Task directions: Extract each line of the material that follows exactly and omit its pictures.

Dataset records on visual material:
= = = =
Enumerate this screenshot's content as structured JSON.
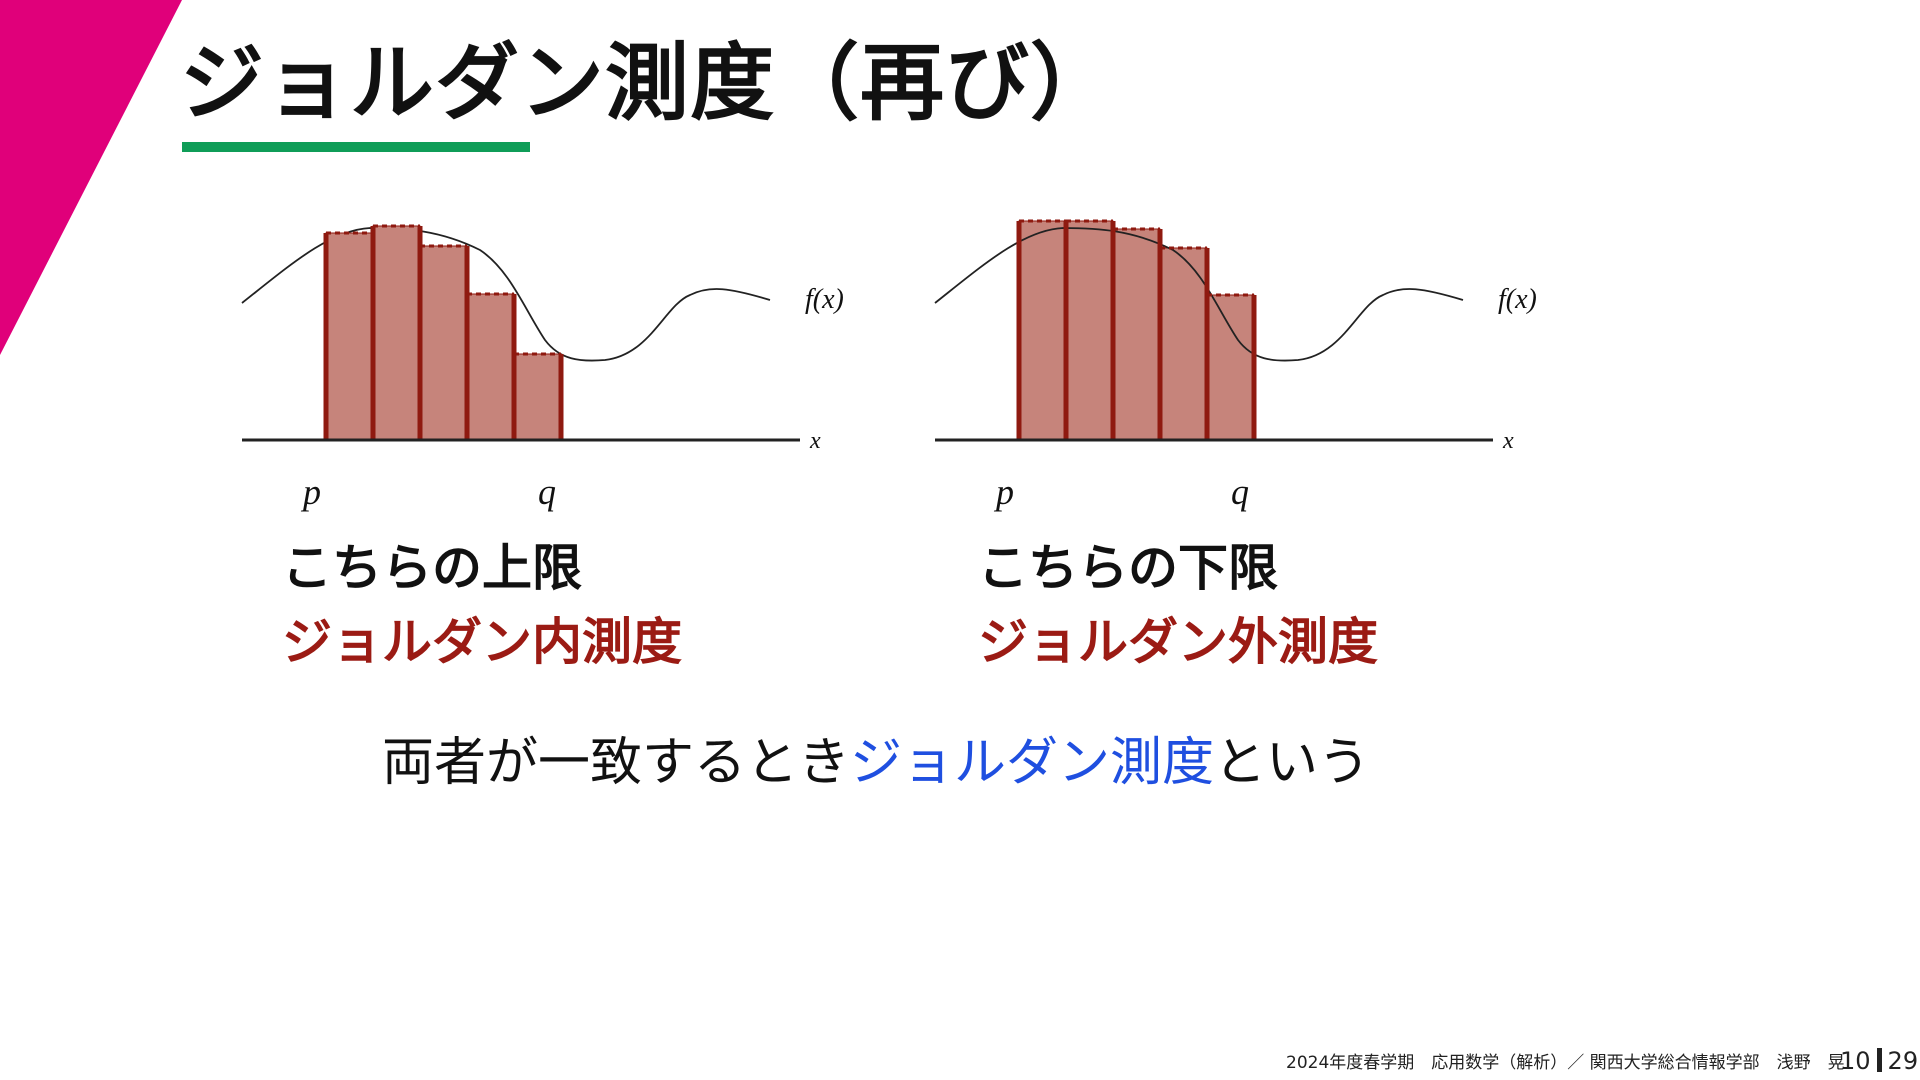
{
  "slide": {
    "title": "ジョルダン測度（再び）",
    "accent_color": "#e0007a",
    "underline_color": "#0f9d58"
  },
  "figures": [
    {
      "axis_x_label": "x",
      "function_label": "f(x)",
      "p_label": "p",
      "q_label": "q",
      "caption_line1": "こちらの上限",
      "caption_line2": "ジョルダン内測度"
    },
    {
      "axis_x_label": "x",
      "function_label": "f(x)",
      "p_label": "p",
      "q_label": "q",
      "caption_line1": "こちらの下限",
      "caption_line2": "ジョルダン外測度"
    }
  ],
  "bottom": {
    "text_before": "両者が一致するとき",
    "text_highlight": "ジョルダン測度",
    "text_after": "という"
  },
  "footer": {
    "text": "2024年度春学期　応用数学（解析）／ 関西大学総合情報学部　浅野　晃",
    "page_current": "10",
    "page_total": "29"
  },
  "colors": {
    "bar_fill": "#c6847b",
    "bar_edge": "#8f1a10",
    "caption_red": "#9b1b14",
    "highlight_blue": "#1f4fe0"
  }
}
= = = =
Expected output:
Enumerate this screenshot's content as structured JSON.
{
  "slide": {
    "title": "ジョルダン測度（再び）",
    "accent_color": "#e0007a",
    "underline_color": "#0f9d58"
  },
  "figures": [
    {
      "axis_x_label": "x",
      "function_label": "f(x)",
      "p_label": "p",
      "q_label": "q",
      "caption_line1": "こちらの上限",
      "caption_line2": "ジョルダン内測度"
    },
    {
      "axis_x_label": "x",
      "function_label": "f(x)",
      "p_label": "p",
      "q_label": "q",
      "caption_line1": "こちらの下限",
      "caption_line2": "ジョルダン外測度"
    }
  ],
  "bottom": {
    "text_before": "両者が一致するとき",
    "text_highlight": "ジョルダン測度",
    "text_after": "という"
  },
  "footer": {
    "text": "2024年度春学期　応用数学（解析）／ 関西大学総合情報学部　浅野　晃",
    "page_current": "10",
    "page_total": "29"
  },
  "colors": {
    "bar_fill": "#c6847b",
    "bar_edge": "#8f1a10",
    "caption_red": "#9b1b14",
    "highlight_blue": "#1f4fe0"
  }
}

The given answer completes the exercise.